Goal 1
Print the stretch of the passage on active remote sensing instruments from "2.3 Active remote" through "and two RWPs.", without changing a word.

— Begin Supplied text —

2.3 Active remote sensing instruments
Active remote sensing instruments emit a signal and measure the return to extract physical measurements of interest. Several active ground-based systems deployed during the field campaign were used for this study, including two scanning Doppler lidars deployed in association with the CLAMPS platforms, two CL51s, and two RWPs.
2.3.1 CLAMPS multi-instrument
Both CLAMPS multi-instrument platforms deployed for CHEESEHEAD19 were part of a collaborative effort between the NOAA National Severe Storms Laboratory (NSSL) and the University of Oklahoma (OU). The CLAMPS is made up of three main instruments: a Doppler lidar, a MWR, and an AERI. Together, these instruments allow the CLAMPS to collect high temporal resolution profiles of temperature, moisture, wind, and turbulence information every few minutes or faster depending on the user-configurable scan strategy. The OU-NSSL CLAMPS and the NOAA-NSSL CLAMPS were deployed for CHEESEHEAD19 at Lakeland and Prentice, respectively. Both CLAMPS use Halo Photonics Doppler lidars, which are coherent scanning lidars operating at 1.5 µm wavelength. The CLAMPS at Lakeland uses the Streamline model with optional upgrades to enable a larger Nyquist limit (±38 m s−1) and increased max range (∼10 km) and is equipped with an RPG HATPRO-G4 MWR and an AERI. The CLAMPS at Prentice uses a Streamline XR+ model that has the same capabilities as the Streamline but with slightly higher laser power and a greater max range (∼12 km) and is equipped with a Radiometrics MP3000-A MWR and an AERI, which was unfortunately not operating during CHESEHEAD19.

— End Supplied text —
— Begin Record list —

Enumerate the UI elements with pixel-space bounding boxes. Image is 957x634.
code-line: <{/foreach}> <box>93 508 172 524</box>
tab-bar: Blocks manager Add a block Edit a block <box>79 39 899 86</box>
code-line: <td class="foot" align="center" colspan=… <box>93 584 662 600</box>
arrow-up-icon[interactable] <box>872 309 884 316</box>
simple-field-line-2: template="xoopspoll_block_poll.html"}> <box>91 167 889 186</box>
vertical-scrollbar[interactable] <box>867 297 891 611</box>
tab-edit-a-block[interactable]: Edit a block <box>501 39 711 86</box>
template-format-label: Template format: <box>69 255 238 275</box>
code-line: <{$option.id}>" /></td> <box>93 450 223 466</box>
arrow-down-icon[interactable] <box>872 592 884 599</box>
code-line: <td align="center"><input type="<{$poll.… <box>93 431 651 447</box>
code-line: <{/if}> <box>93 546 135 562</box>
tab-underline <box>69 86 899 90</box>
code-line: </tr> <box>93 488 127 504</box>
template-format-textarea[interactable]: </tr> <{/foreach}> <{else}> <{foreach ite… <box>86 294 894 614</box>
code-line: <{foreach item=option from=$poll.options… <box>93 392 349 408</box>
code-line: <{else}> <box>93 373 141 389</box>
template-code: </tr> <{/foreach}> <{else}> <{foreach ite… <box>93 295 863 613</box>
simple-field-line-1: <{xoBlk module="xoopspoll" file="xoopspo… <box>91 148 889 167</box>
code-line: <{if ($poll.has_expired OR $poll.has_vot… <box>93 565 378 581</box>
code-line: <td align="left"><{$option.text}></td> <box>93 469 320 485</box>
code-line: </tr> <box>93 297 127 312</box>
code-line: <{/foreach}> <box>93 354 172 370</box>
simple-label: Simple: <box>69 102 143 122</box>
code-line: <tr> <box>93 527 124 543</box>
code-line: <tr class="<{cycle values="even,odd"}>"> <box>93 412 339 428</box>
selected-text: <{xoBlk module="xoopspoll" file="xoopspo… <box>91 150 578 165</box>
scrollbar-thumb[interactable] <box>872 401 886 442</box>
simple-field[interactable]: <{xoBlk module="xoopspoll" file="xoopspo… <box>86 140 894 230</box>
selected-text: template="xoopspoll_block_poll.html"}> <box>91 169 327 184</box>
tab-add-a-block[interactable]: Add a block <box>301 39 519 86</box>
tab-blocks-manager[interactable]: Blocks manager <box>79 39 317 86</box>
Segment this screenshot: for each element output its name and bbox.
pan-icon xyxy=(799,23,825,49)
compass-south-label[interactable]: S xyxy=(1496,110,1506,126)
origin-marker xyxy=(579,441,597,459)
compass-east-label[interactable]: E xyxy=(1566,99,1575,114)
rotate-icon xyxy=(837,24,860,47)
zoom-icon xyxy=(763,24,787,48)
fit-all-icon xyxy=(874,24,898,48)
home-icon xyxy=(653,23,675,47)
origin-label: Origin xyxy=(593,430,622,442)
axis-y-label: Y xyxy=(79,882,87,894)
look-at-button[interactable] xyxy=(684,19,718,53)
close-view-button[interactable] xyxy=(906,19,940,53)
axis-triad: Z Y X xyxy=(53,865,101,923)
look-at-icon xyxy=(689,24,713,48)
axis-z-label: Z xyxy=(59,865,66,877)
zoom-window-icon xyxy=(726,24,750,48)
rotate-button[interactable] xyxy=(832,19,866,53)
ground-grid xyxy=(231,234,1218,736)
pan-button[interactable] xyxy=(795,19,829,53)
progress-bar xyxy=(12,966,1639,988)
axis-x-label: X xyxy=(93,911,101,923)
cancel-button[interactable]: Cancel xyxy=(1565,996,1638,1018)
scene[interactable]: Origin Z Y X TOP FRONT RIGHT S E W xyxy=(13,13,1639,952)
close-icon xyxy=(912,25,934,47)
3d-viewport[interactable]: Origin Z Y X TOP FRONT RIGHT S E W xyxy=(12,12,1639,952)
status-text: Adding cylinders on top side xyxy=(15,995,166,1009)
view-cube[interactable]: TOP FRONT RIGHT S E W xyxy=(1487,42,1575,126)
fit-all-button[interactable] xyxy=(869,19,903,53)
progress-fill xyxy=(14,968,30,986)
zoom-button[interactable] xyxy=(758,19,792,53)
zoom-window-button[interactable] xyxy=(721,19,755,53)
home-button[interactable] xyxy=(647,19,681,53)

— End Record list —

Goal 2
Output the Records rows verbatim, from the first row through the line containing "584 662 600</box>".

Reply 1
2.3 Active remote sensing instruments
Active remote sensing instruments emit a signal and measure the return to extract physical measurements of interest. Several active ground-based systems deployed during the field campaign were used for this study, including two scanning Doppler lidars deployed in association with the CLAMPS platforms, two CL51s, and two RWPs.

Reply 2
Enumerate the UI elements with pixel-space bounding boxes. Image is 957x634.
code-line: <{/foreach}> <box>93 508 172 524</box>
tab-bar: Blocks manager Add a block Edit a block <box>79 39 899 86</box>
code-line: <td class="foot" align="center" colspan=… <box>93 584 662 600</box>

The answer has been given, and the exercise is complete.